* [PROBLEM]
Write out the records below word for word, please.

── EXCERPTED DATA

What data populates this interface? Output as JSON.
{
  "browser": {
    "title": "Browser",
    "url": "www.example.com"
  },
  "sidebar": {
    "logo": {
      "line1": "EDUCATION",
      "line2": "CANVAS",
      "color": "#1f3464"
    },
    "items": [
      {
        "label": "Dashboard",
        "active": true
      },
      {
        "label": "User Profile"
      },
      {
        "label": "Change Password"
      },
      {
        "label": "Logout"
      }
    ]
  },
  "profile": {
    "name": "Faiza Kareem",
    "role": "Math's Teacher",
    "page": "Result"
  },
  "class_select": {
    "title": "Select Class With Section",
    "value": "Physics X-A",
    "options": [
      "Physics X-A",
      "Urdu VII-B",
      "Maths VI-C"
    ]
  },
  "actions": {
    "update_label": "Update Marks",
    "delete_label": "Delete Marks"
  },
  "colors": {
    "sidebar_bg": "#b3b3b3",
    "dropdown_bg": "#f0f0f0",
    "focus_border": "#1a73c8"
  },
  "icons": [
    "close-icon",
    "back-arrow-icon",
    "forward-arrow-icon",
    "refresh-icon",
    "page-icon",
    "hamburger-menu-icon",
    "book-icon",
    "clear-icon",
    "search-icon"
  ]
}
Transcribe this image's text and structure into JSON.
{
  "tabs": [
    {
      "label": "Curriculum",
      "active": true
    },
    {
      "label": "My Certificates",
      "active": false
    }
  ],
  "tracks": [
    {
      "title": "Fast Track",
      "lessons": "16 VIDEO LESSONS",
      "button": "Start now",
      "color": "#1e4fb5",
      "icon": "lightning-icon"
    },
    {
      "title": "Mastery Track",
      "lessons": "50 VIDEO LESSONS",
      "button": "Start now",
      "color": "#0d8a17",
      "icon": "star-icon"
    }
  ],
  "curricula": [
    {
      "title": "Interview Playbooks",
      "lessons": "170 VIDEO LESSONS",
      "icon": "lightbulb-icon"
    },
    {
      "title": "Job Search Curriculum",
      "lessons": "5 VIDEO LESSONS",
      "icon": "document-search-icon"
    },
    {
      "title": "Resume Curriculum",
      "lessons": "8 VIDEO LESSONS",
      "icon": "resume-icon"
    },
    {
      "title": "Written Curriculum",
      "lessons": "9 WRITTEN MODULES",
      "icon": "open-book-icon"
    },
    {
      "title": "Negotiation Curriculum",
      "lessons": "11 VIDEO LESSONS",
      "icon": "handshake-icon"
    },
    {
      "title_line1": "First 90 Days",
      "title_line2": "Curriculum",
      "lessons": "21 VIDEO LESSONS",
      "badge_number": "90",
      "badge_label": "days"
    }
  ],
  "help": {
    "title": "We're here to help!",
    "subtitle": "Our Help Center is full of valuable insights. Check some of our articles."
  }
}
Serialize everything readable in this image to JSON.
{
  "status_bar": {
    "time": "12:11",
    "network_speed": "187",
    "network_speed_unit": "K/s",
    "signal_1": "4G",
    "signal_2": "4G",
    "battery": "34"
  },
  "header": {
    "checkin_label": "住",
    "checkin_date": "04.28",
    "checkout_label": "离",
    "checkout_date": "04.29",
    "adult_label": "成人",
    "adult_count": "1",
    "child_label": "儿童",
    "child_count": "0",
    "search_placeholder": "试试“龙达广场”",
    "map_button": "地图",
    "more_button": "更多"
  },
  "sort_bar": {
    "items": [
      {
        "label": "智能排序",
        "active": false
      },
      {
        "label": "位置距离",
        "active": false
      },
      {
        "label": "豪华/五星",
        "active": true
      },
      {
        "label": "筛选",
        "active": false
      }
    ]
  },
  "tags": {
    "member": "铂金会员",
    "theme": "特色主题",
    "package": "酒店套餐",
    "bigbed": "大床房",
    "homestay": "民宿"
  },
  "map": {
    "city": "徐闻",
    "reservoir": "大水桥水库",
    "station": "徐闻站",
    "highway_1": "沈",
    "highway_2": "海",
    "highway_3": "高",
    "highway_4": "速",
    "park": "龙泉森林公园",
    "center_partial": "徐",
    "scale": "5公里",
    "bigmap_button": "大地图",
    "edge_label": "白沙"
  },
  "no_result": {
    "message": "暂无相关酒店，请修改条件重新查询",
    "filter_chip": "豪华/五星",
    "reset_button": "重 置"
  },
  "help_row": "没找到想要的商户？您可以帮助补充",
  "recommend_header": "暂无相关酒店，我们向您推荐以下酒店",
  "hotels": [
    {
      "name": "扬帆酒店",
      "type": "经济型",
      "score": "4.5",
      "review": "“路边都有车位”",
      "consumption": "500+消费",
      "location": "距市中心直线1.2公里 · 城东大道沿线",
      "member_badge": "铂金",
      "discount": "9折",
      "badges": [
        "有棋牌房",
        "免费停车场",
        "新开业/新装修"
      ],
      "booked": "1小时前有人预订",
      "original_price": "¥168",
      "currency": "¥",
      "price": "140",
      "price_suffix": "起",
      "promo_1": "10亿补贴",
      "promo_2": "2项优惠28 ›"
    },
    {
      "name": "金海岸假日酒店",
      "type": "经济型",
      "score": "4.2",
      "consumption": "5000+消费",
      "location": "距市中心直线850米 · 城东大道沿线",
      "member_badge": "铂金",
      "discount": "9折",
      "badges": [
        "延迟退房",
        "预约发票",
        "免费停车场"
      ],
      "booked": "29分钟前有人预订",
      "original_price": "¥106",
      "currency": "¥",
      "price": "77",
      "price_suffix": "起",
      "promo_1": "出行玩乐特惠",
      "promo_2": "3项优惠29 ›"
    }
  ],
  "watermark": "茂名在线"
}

────

* [TASK OUTPUT]
What data populates this interface? Output as JSON.
{
  "browser": {
    "title": "Browser",
    "url": "www.example.com"
  },
  "sidebar": {
    "logo": {
      "line1": "EDUCATION",
      "line2": "CANVAS",
      "color": "#1f3464"
    },
    "items": [
      {
        "label": "Dashboard",
        "active": true
      },
      {
        "label": "User Profile"
      },
      {
        "label": "Change Password"
      },
      {
        "label": "Logout"
      }
    ]
  },
  "profile": {
    "name": "Faiza Kareem",
    "role": "Math's Teacher",
    "page": "Result"
  },
  "class_select": {
    "title": "Select Class With Section",
    "value": "Physics X-A",
    "options": [
      "Physics X-A",
      "Urdu VII-B",
      "Maths VI-C"
    ]
  },
  "actions": {
    "update_label": "Update Marks",
    "delete_label": "Delete Marks"
  },
  "colors": {
    "sidebar_bg": "#b3b3b3",
    "dropdown_bg": "#f0f0f0",
    "focus_border": "#1a73c8"
  },
  "icons": [
    "close-icon",
    "back-arrow-icon",
    "forward-arrow-icon",
    "refresh-icon",
    "page-icon",
    "hamburger-menu-icon",
    "book-icon",
    "clear-icon",
    "search-icon"
  ]
}
Transcribe this image's text and structure into JSON.
{
  "tabs": [
    {
      "label": "Curriculum",
      "active": true
    },
    {
      "label": "My Certificates",
      "active": false
    }
  ],
  "tracks": [
    {
      "title": "Fast Track",
      "lessons": "16 VIDEO LESSONS",
      "button": "Start now",
      "color": "#1e4fb5",
      "icon": "lightning-icon"
    },
    {
      "title": "Mastery Track",
      "lessons": "50 VIDEO LESSONS",
      "button": "Start now",
      "color": "#0d8a17",
      "icon": "star-icon"
    }
  ],
  "curricula": [
    {
      "title": "Interview Playbooks",
      "lessons": "170 VIDEO LESSONS",
      "icon": "lightbulb-icon"
    },
    {
      "title": "Job Search Curriculum",
      "lessons": "5 VIDEO LESSONS",
      "icon": "document-search-icon"
    },
    {
      "title": "Resume Curriculum",
      "lessons": "8 VIDEO LESSONS",
      "icon": "resume-icon"
    },
    {
      "title": "Written Curriculum",
      "lessons": "9 WRITTEN MODULES",
      "icon": "open-book-icon"
    },
    {
      "title": "Negotiation Curriculum",
      "lessons": "11 VIDEO LESSONS",
      "icon": "handshake-icon"
    },
    {
      "title_line1": "First 90 Days",
      "title_line2": "Curriculum",
      "lessons": "21 VIDEO LESSONS",
      "badge_number": "90",
      "badge_label": "days"
    }
  ],
  "help": {
    "title": "We're here to help!",
    "subtitle": "Our Help Center is full of valuable insights. Check some of our articles."
  }
}
Serialize everything readable in this image to JSON.
{
  "status_bar": {
    "time": "12:11",
    "network_speed": "187",
    "network_speed_unit": "K/s",
    "signal_1": "4G",
    "signal_2": "4G",
    "battery": "34"
  },
  "header": {
    "checkin_label": "住",
    "checkin_date": "04.28",
    "checkout_label": "离",
    "checkout_date": "04.29",
    "adult_label": "成人",
    "adult_count": "1",
    "child_label": "儿童",
    "child_count": "0",
    "search_placeholder": "试试“龙达广场”",
    "map_button": "地图",
    "more_button": "更多"
  },
  "sort_bar": {
    "items": [
      {
        "label": "智能排序",
        "active": false
      },
      {
        "label": "位置距离",
        "active": false
      },
      {
        "label": "豪华/五星",
        "active": true
      },
      {
        "label": "筛选",
        "active": false
      }
    ]
  },
  "tags": {
    "member": "铂金会员",
    "theme": "特色主题",
    "package": "酒店套餐",
    "bigbed": "大床房",
    "homestay": "民宿"
  },
  "map": {
    "city": "徐闻",
    "reservoir": "大水桥水库",
    "station": "徐闻站",
    "highway_1": "沈",
    "highway_2": "海",
    "highway_3": "高",
    "highway_4": "速",
    "park": "龙泉森林公园",
    "center_partial": "徐",
    "scale": "5公里",
    "bigmap_button": "大地图",
    "edge_label": "白沙"
  },
  "no_result": {
    "message": "暂无相关酒店，请修改条件重新查询",
    "filter_chip": "豪华/五星",
    "reset_button": "重 置"
  },
  "help_row": "没找到想要的商户？您可以帮助补充",
  "recommend_header": "暂无相关酒店，我们向您推荐以下酒店",
  "hotels": [
    {
      "name": "扬帆酒店",
      "type": "经济型",
      "score": "4.5",
      "review": "“路边都有车位”",
      "consumption": "500+消费",
      "location": "距市中心直线1.2公里 · 城东大道沿线",
      "member_badge": "铂金",
      "discount": "9折",
      "badges": [
        "有棋牌房",
        "免费停车场",
        "新开业/新装修"
      ],
      "booked": "1小时前有人预订",
      "original_price": "¥168",
      "currency": "¥",
      "price": "140",
      "price_suffix": "起",
      "promo_1": "10亿补贴",
      "promo_2": "2项优惠28 ›"
    },
    {
      "name": "金海岸假日酒店",
      "type": "经济型",
      "score": "4.2",
      "consumption": "5000+消费",
      "location": "距市中心直线850米 · 城东大道沿线",
      "member_badge": "铂金",
      "discount": "9折",
      "badges": [
        "延迟退房",
        "预约发票",
        "免费停车场"
      ],
      "booked": "29分钟前有人预订",
      "original_price": "¥106",
      "currency": "¥",
      "price": "77",
      "price_suffix": "起",
      "promo_1": "出行玩乐特惠",
      "promo_2": "3项优惠29 ›"
    }
  ],
  "watermark": "茂名在线"
}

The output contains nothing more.